#### EXTRACTED INFORMATION

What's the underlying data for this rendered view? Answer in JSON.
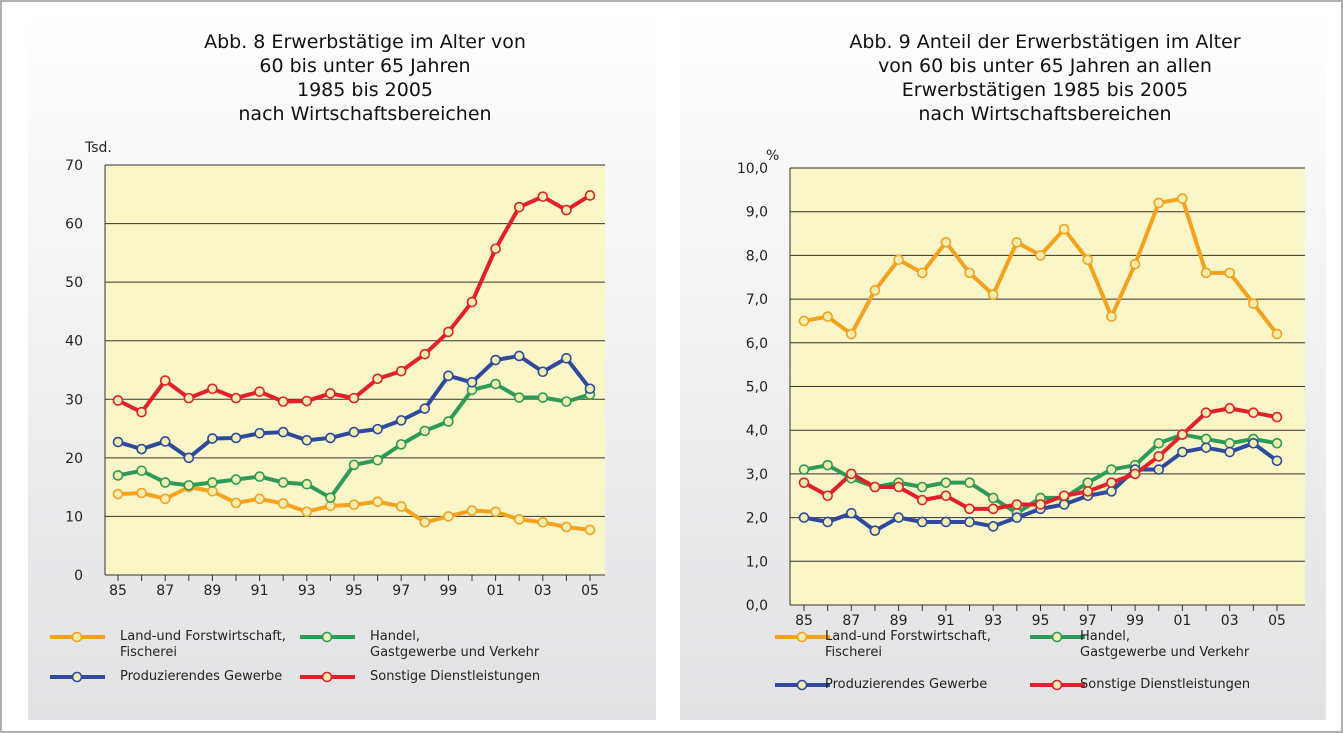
{
  "chart_data": [
    {
      "type": "line",
      "title": [
        "Abb. 8  Erwerbstätige im Alter von",
        "60 bis unter 65 Jahren",
        "1985 bis 2005",
        "nach Wirtschaftsbereichen"
      ],
      "y_label": "Tsd.",
      "categories": [
        "85",
        null,
        "87",
        null,
        "89",
        null,
        "91",
        null,
        "93",
        null,
        "95",
        null,
        "97",
        null,
        "99",
        null,
        "01",
        null,
        "03",
        null,
        "05"
      ],
      "ylim": [
        0,
        70
      ],
      "yticks": [
        0,
        10,
        20,
        30,
        40,
        50,
        60,
        70
      ],
      "grid": true,
      "series": [
        {
          "name": "Land-und Forstwirtschaft,\nFischerei",
          "color": "#f5a21e",
          "values": [
            13.8,
            14,
            13,
            15,
            14.3,
            12.3,
            13,
            12.2,
            10.8,
            11.8,
            12,
            12.5,
            11.7,
            9,
            10,
            11,
            10.8,
            9.5,
            9,
            8.2,
            7.7
          ]
        },
        {
          "name": "Handel,\nGastgewerbe und Verkehr",
          "color": "#2e9a58",
          "values": [
            17,
            17.8,
            15.8,
            15.3,
            15.8,
            16.3,
            16.8,
            15.8,
            15.5,
            13.2,
            18.8,
            19.6,
            22.3,
            24.6,
            26.2,
            31.6,
            32.6,
            30.3,
            30.3,
            29.6,
            30.8
          ]
        },
        {
          "name": "Produzierendes Gewerbe",
          "color": "#2d4a9c",
          "values": [
            22.7,
            21.5,
            22.8,
            20,
            23.3,
            23.4,
            24.2,
            24.4,
            23,
            23.4,
            24.4,
            24.9,
            26.4,
            28.4,
            34,
            32.9,
            36.7,
            37.4,
            34.7,
            37,
            31.8
          ]
        },
        {
          "name": "Sonstige Dienstleistungen",
          "color": "#e2202a",
          "values": [
            29.8,
            27.8,
            33.2,
            30.2,
            31.8,
            30.2,
            31.3,
            29.6,
            29.7,
            31,
            30.2,
            33.5,
            34.8,
            37.7,
            41.5,
            46.6,
            55.7,
            62.8,
            64.6,
            62.3,
            64.8
          ]
        }
      ]
    },
    {
      "type": "line",
      "title": [
        "Abb. 9  Anteil der Erwerbstätigen im Alter",
        "von 60 bis unter 65 Jahren an allen",
        "Erwerbstätigen 1985 bis 2005",
        "nach Wirtschaftsbereichen"
      ],
      "y_label": "%",
      "categories": [
        "85",
        null,
        "87",
        null,
        "89",
        null,
        "91",
        null,
        "93",
        null,
        "95",
        null,
        "97",
        null,
        "99",
        null,
        "01",
        null,
        "03",
        null,
        "05"
      ],
      "ylim": [
        0,
        10
      ],
      "yticks": [
        {
          "value": 0,
          "label": "0,0"
        },
        {
          "value": 1,
          "label": "1,0"
        },
        {
          "value": 2,
          "label": "2,0"
        },
        {
          "value": 3,
          "label": "3,0"
        },
        {
          "value": 4,
          "label": "4,0"
        },
        {
          "value": 5,
          "label": "5,0"
        },
        {
          "value": 6,
          "label": "6,0"
        },
        {
          "value": 7,
          "label": "7,0"
        },
        {
          "value": 8,
          "label": "8,0"
        },
        {
          "value": 9,
          "label": "9,0"
        },
        {
          "value": 10,
          "label": "10,0"
        }
      ],
      "grid": true,
      "series": [
        {
          "name": "Land-und Forstwirtschaft,\nFischerei",
          "color": "#f5a21e",
          "values": [
            6.5,
            6.6,
            6.2,
            7.2,
            7.9,
            7.6,
            8.3,
            7.6,
            7.1,
            8.3,
            8.0,
            8.6,
            7.9,
            6.6,
            7.8,
            9.2,
            9.3,
            7.6,
            7.6,
            6.9,
            6.2
          ]
        },
        {
          "name": "Handel,\nGastgewerbe und Verkehr",
          "color": "#2e9a58",
          "values": [
            3.1,
            3.2,
            2.9,
            2.7,
            2.8,
            2.7,
            2.8,
            2.8,
            2.45,
            2.1,
            2.45,
            2.45,
            2.8,
            3.1,
            3.2,
            3.7,
            3.9,
            3.8,
            3.7,
            3.8,
            3.7
          ]
        },
        {
          "name": "Produzierendes Gewerbe",
          "color": "#2d4a9c",
          "values": [
            2.0,
            1.9,
            2.1,
            1.7,
            2.0,
            1.9,
            1.9,
            1.9,
            1.8,
            2.0,
            2.2,
            2.3,
            2.5,
            2.6,
            3.1,
            3.1,
            3.5,
            3.6,
            3.5,
            3.7,
            3.3
          ]
        },
        {
          "name": "Sonstige Dienstleistungen",
          "color": "#e2202a",
          "values": [
            2.8,
            2.5,
            3.0,
            2.7,
            2.7,
            2.4,
            2.5,
            2.2,
            2.2,
            2.3,
            2.3,
            2.5,
            2.6,
            2.8,
            3.0,
            3.4,
            3.9,
            4.4,
            4.5,
            4.4,
            4.3
          ]
        }
      ]
    }
  ]
}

#### WHAT THE TASK ASKS
Among the lines of the data, identify those with the word "unter". Copy each of them.

#### TASK RESULT
        "60 bis unter 65 Jahren",
        "von 60 bis unter 65 Jahren an allen",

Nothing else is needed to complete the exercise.